__Exercise prompt__
Pick out every line with the word "color" and copy it.
++++++
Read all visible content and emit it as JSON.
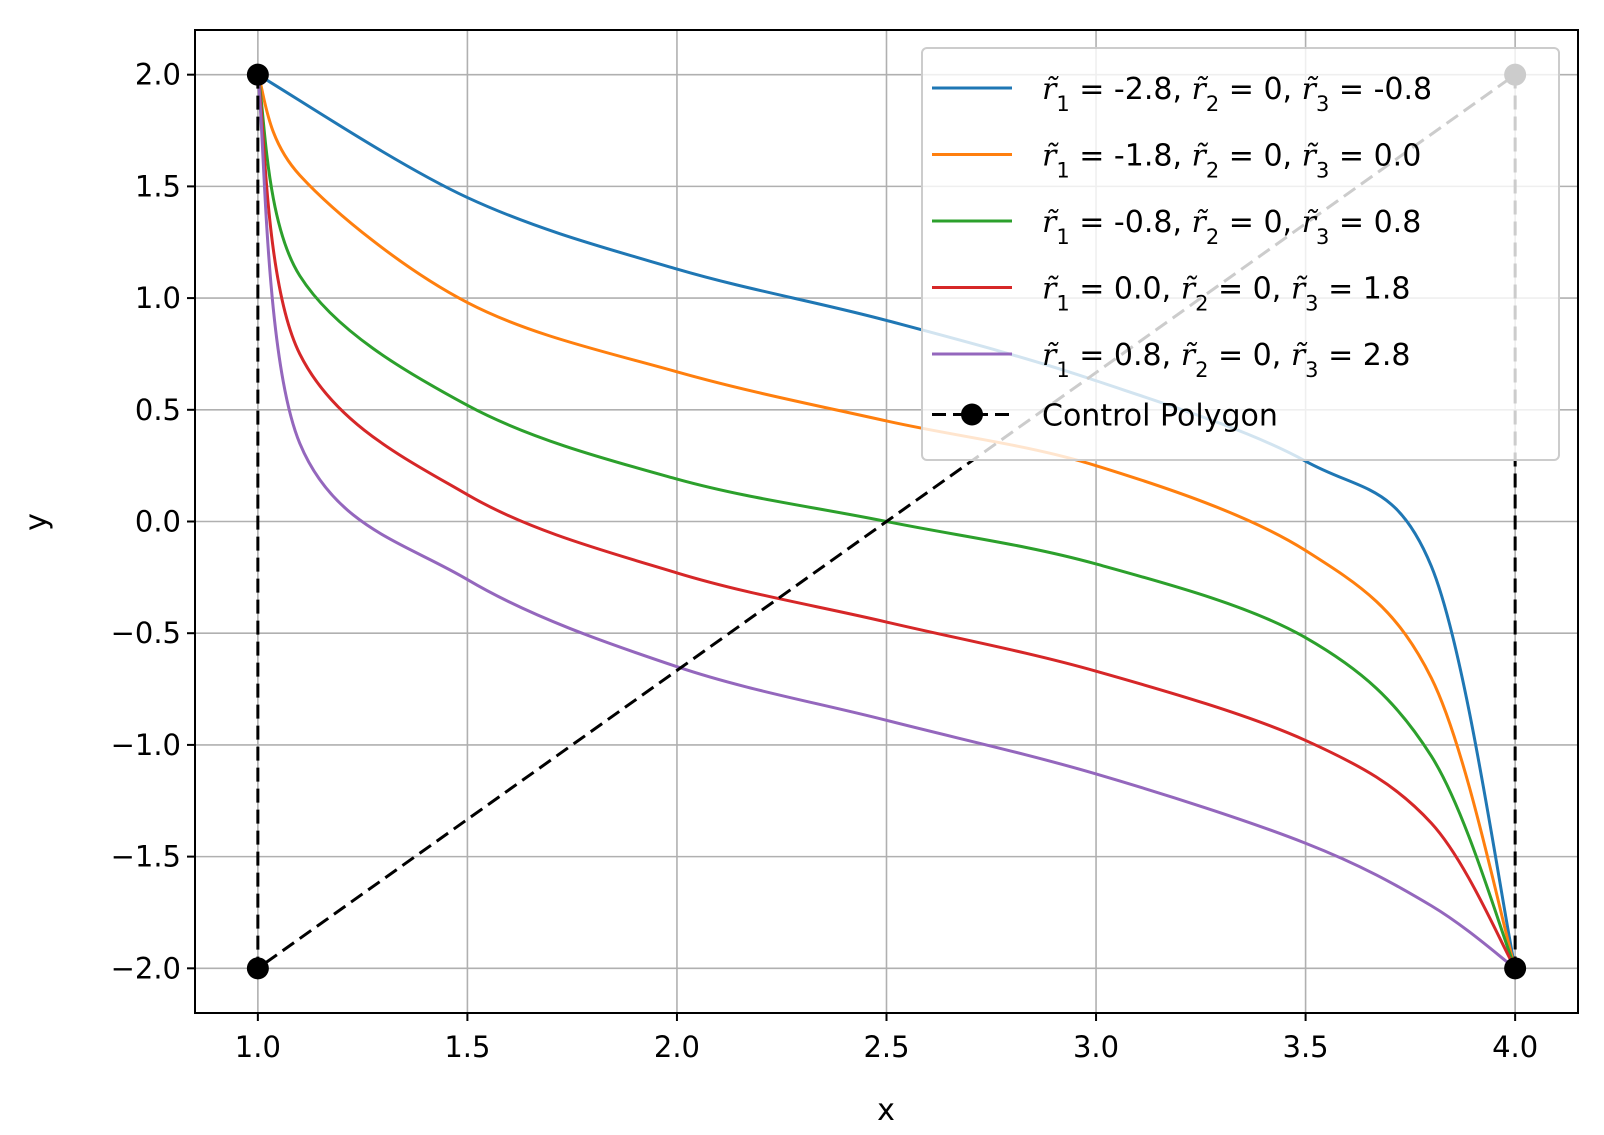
{
  "chart_data": {
    "type": "line",
    "title": "",
    "xlabel": "x",
    "ylabel": "y",
    "xlim": [
      0.85,
      4.15
    ],
    "ylim": [
      -2.2,
      2.2
    ],
    "xticks": [
      1.0,
      1.5,
      2.0,
      2.5,
      3.0,
      3.5,
      4.0
    ],
    "yticks": [
      2.0,
      1.5,
      1.0,
      0.5,
      0.0,
      -0.5,
      -1.0,
      -1.5,
      -2.0
    ],
    "xtick_labels": [
      "1.0",
      "1.5",
      "2.0",
      "2.5",
      "3.0",
      "3.5",
      "4.0"
    ],
    "ytick_labels": [
      "2.0",
      "1.5",
      "1.0",
      "0.5",
      "0.0",
      "−0.5",
      "−1.0",
      "−1.5",
      "−2.0"
    ],
    "grid": true,
    "legend_position": "upper-right",
    "series": [
      {
        "name": "r̃₁ = -2.8, r̃₂ = 0, r̃₃ = -0.8",
        "legend_parts": [
          {
            "math": "r̃",
            "sub": "1",
            "text": " = -2.8, "
          },
          {
            "math": "r̃",
            "sub": "2",
            "text": " = 0, "
          },
          {
            "math": "r̃",
            "sub": "3",
            "text": " = -0.8"
          }
        ],
        "color": "#1f77b4",
        "x": [
          1.0,
          1.5,
          2.0,
          2.5,
          3.0,
          3.5,
          3.8,
          4.0
        ],
        "y": [
          2.0,
          1.45,
          1.13,
          0.9,
          0.63,
          0.27,
          -0.2,
          -2.0
        ]
      },
      {
        "name": "r̃₁ = -1.8, r̃₂ = 0, r̃₃ = 0.0",
        "legend_parts": [
          {
            "math": "r̃",
            "sub": "1",
            "text": " = -1.8, "
          },
          {
            "math": "r̃",
            "sub": "2",
            "text": " = 0, "
          },
          {
            "math": "r̃",
            "sub": "3",
            "text": " = 0.0"
          }
        ],
        "color": "#ff7f0e",
        "x": [
          1.0,
          1.1,
          1.5,
          2.0,
          2.5,
          3.0,
          3.5,
          3.8,
          4.0
        ],
        "y": [
          2.0,
          1.55,
          0.98,
          0.67,
          0.45,
          0.25,
          -0.13,
          -0.7,
          -2.0
        ]
      },
      {
        "name": "r̃₁ = -0.8, r̃₂ = 0, r̃₃ = 0.8",
        "legend_parts": [
          {
            "math": "r̃",
            "sub": "1",
            "text": " = -0.8, "
          },
          {
            "math": "r̃",
            "sub": "2",
            "text": " = 0, "
          },
          {
            "math": "r̃",
            "sub": "3",
            "text": " = 0.8"
          }
        ],
        "color": "#2ca02c",
        "x": [
          1.0,
          1.1,
          1.5,
          2.0,
          2.5,
          3.0,
          3.5,
          3.8,
          4.0
        ],
        "y": [
          2.0,
          1.1,
          0.52,
          0.19,
          0.0,
          -0.19,
          -0.52,
          -1.05,
          -2.0
        ]
      },
      {
        "name": "r̃₁ = 0.0, r̃₂ = 0, r̃₃ = 1.8",
        "legend_parts": [
          {
            "math": "r̃",
            "sub": "1",
            "text": " = 0.0, "
          },
          {
            "math": "r̃",
            "sub": "2",
            "text": " = 0, "
          },
          {
            "math": "r̃",
            "sub": "3",
            "text": " = 1.8"
          }
        ],
        "color": "#d62728",
        "x": [
          1.0,
          1.1,
          1.5,
          2.0,
          2.5,
          3.0,
          3.5,
          3.8,
          4.0
        ],
        "y": [
          2.0,
          0.75,
          0.12,
          -0.23,
          -0.45,
          -0.67,
          -0.98,
          -1.35,
          -2.0
        ]
      },
      {
        "name": "r̃₁ = 0.8, r̃₂ = 0, r̃₃ = 2.8",
        "legend_parts": [
          {
            "math": "r̃",
            "sub": "1",
            "text": " = 0.8, "
          },
          {
            "math": "r̃",
            "sub": "2",
            "text": " = 0, "
          },
          {
            "math": "r̃",
            "sub": "3",
            "text": " = 2.8"
          }
        ],
        "color": "#9467bd",
        "x": [
          1.0,
          1.1,
          1.5,
          2.0,
          2.5,
          3.0,
          3.5,
          3.8,
          4.0
        ],
        "y": [
          2.0,
          0.35,
          -0.26,
          -0.65,
          -0.89,
          -1.13,
          -1.44,
          -1.72,
          -2.0
        ]
      }
    ],
    "control_polygon": {
      "name": "Control Polygon",
      "color": "#000000",
      "style": "dashed",
      "marker": "circle",
      "x": [
        1.0,
        1.0,
        4.0,
        4.0
      ],
      "y": [
        2.0,
        -2.0,
        2.0,
        -2.0
      ]
    }
  }
}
++++++
__Answer below__
        "color": "#1f77b4",
        "color": "#ff7f0e",
        "color": "#2ca02c",
        "color": "#d62728",
        "color": "#9467bd",
      "color": "#000000",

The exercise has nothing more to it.